What you should do :: Copy all lines of the listing that include the string "color".

+++ Dataset records +++

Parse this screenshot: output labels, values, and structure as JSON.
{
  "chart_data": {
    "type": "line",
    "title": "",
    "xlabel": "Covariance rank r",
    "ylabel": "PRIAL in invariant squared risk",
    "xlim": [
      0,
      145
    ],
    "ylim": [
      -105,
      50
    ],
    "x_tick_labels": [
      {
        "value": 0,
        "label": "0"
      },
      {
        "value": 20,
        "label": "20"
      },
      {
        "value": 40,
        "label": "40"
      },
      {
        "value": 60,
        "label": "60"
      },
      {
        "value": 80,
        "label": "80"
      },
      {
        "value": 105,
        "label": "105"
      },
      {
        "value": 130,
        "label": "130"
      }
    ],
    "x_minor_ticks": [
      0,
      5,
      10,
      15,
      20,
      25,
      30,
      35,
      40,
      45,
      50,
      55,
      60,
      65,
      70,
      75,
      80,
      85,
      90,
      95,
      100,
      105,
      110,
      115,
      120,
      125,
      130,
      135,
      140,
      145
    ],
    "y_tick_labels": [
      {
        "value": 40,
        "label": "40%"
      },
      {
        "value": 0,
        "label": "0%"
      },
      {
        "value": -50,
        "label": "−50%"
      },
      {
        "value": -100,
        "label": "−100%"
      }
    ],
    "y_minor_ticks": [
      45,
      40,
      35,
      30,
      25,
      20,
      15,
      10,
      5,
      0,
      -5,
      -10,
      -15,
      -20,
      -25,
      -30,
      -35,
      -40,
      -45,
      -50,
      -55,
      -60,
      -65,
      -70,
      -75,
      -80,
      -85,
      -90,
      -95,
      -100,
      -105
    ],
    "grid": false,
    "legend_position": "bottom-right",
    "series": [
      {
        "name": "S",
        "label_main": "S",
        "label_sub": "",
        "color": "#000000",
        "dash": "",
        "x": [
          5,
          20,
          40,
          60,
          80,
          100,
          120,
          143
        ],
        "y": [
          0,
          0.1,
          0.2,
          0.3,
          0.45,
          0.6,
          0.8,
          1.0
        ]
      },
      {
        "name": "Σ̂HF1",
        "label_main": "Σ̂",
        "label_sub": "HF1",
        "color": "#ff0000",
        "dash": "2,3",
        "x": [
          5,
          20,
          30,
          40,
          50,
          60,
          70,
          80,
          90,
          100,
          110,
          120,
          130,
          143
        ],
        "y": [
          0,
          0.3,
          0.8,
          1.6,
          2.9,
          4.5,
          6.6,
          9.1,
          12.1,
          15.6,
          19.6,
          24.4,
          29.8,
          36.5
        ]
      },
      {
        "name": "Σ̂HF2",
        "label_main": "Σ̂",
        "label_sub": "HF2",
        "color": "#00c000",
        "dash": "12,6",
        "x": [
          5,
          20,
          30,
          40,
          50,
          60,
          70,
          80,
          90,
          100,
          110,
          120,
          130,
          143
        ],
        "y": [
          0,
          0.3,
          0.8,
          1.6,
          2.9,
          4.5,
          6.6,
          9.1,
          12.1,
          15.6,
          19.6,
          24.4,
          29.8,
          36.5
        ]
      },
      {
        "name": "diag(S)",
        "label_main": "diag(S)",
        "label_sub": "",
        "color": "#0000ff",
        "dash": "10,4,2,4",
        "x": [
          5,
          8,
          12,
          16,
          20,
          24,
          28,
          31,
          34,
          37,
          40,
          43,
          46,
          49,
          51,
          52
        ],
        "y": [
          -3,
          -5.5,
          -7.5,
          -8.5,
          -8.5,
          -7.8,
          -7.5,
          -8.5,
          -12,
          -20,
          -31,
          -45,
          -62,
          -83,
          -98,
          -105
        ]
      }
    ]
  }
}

+++

Written reply ::
        "color": "#000000",
        "color": "#ff0000",
        "color": "#00c000",
        "color": "#0000ff",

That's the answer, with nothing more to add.